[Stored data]
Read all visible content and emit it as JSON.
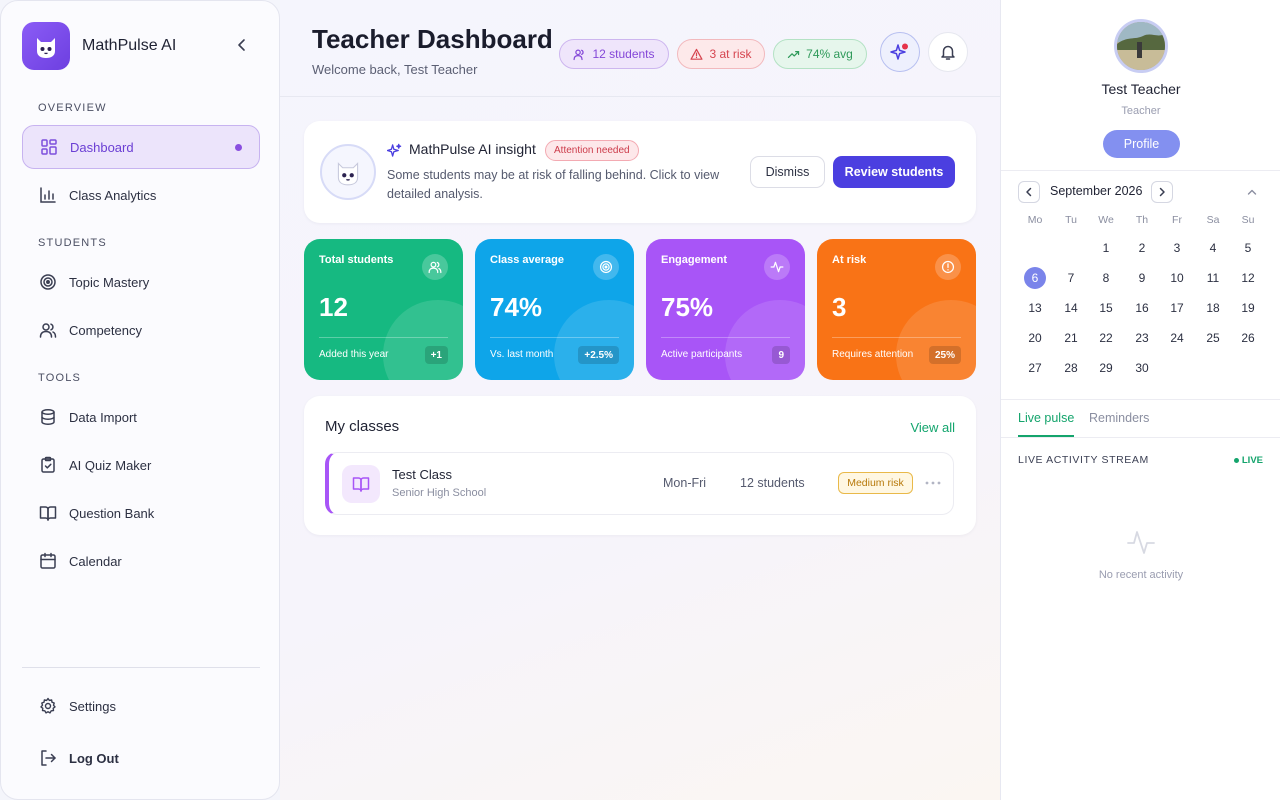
{
  "sidebar": {
    "brand": "MathPulse AI",
    "sections": {
      "overview": "OVERVIEW",
      "students": "STUDENTS",
      "tools": "TOOLS"
    },
    "items": [
      {
        "label": "Dashboard",
        "icon": "dashboard-icon",
        "active": true
      },
      {
        "label": "Class Analytics",
        "icon": "bar-chart-icon"
      },
      {
        "label": "Topic Mastery",
        "icon": "target-icon"
      },
      {
        "label": "Competency",
        "icon": "users-icon"
      },
      {
        "label": "Data Import",
        "icon": "database-icon"
      },
      {
        "label": "AI Quiz Maker",
        "icon": "clipboard-check-icon"
      },
      {
        "label": "Question Bank",
        "icon": "book-open-icon"
      },
      {
        "label": "Calendar",
        "icon": "calendar-icon"
      }
    ],
    "settings_label": "Settings",
    "logout_label": "Log Out"
  },
  "header": {
    "title": "Teacher Dashboard",
    "subtitle": "Welcome back, Test Teacher",
    "chips": {
      "students": "12 students",
      "risk": "3 at risk",
      "avg": "74% avg"
    }
  },
  "insight": {
    "title": "MathPulse AI insight",
    "badge": "Attention needed",
    "text": "Some students may be at risk of falling behind. Click to view detailed analysis.",
    "dismiss_label": "Dismiss",
    "review_label": "Review students"
  },
  "stats": [
    {
      "label": "Total students",
      "value": "12",
      "foot": "Added this year",
      "pill": "+1",
      "color": "#16b981"
    },
    {
      "label": "Class average",
      "value": "74%",
      "foot": "Vs. last month",
      "pill": "+2.5%",
      "color": "#0ea5e9"
    },
    {
      "label": "Engagement",
      "value": "75%",
      "foot": "Active participants",
      "pill": "9",
      "color": "#a855f7"
    },
    {
      "label": "At risk",
      "value": "3",
      "foot": "Requires attention",
      "pill": "25%",
      "color": "#f97316"
    }
  ],
  "classes": {
    "title": "My classes",
    "view_all": "View all",
    "rows": [
      {
        "name": "Test Class",
        "level": "Senior High School",
        "days": "Mon-Fri",
        "count": "12 students",
        "risk": "Medium risk"
      }
    ]
  },
  "profile": {
    "name": "Test Teacher",
    "role": "Teacher",
    "button": "Profile"
  },
  "calendar": {
    "month": "September 2026",
    "weekdays": [
      "Mo",
      "Tu",
      "We",
      "Th",
      "Fr",
      "Sa",
      "Su"
    ],
    "first_weekday_index": 2,
    "days_in_month": 30,
    "today": 6
  },
  "activity": {
    "tabs": [
      "Live pulse",
      "Reminders"
    ],
    "stream_title": "LIVE ACTIVITY STREAM",
    "live_label": "LIVE",
    "empty_text": "No recent activity"
  }
}
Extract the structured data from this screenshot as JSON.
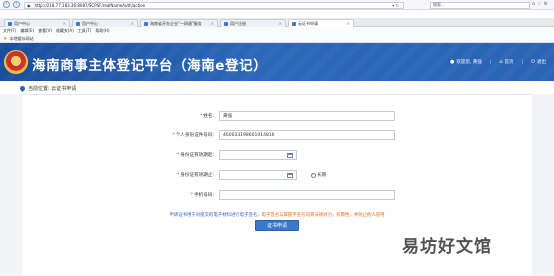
{
  "browser": {
    "back_icon": "back-arrow-icon",
    "forward_icon": "forward-arrow-icon",
    "url": "http://218.77.183.36:8087/SCPSF/realNameAuth/action",
    "search_placeholder": "搜索...",
    "tabs": [
      {
        "label": "用户中心",
        "color": "#3c78c8"
      },
      {
        "label": "用户中心",
        "color": "#3c78c8"
      },
      {
        "label": "海南省开办企业\"一网通\"服务",
        "color": "#3c78c8"
      },
      {
        "label": "用户注册",
        "color": "#3c78c8"
      },
      {
        "label": "云证书申请",
        "color": "#3c78c8"
      }
    ],
    "menu": [
      "文件(F)",
      "编辑(E)",
      "查看(V)",
      "收藏夹(A)",
      "工具(T)",
      "帮助(H)"
    ],
    "favorites_label": "本地缓存网站"
  },
  "header": {
    "title": "海南商事主体登记平台（海南e登记）",
    "welcome": "欢迎您, 黄强",
    "home": "首页",
    "logout": "退出",
    "colors": {
      "banner": "#2a64b4",
      "accent": "#3a79cc"
    }
  },
  "breadcrumb": "当前位置: 云证书申请",
  "form": {
    "name": {
      "label": "姓名:",
      "value": "黄强",
      "required": true
    },
    "id_number": {
      "label": "个人身份证件号码:",
      "value": "460033198601014816",
      "required": true
    },
    "id_start": {
      "label": "身份证有效期起:",
      "value": "",
      "required": true
    },
    "id_end": {
      "label": "身份证有效期止:",
      "value": "",
      "required": true
    },
    "long_term_label": "长期",
    "phone": {
      "label": "手机号码:",
      "value": "",
      "required": true
    },
    "notice_blue": "申请证书用于对提交的电子材料进行电子签名，",
    "notice_orange": "电子签名与掌握手签名同等法律效力，有需性，并防止他人冒用",
    "submit_label": "证书申请"
  },
  "watermark": "易坊好文馆"
}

**Short exercise**: Reply with the number of lines in the material above that contain "insight", and nothing more.

**Response below**: 2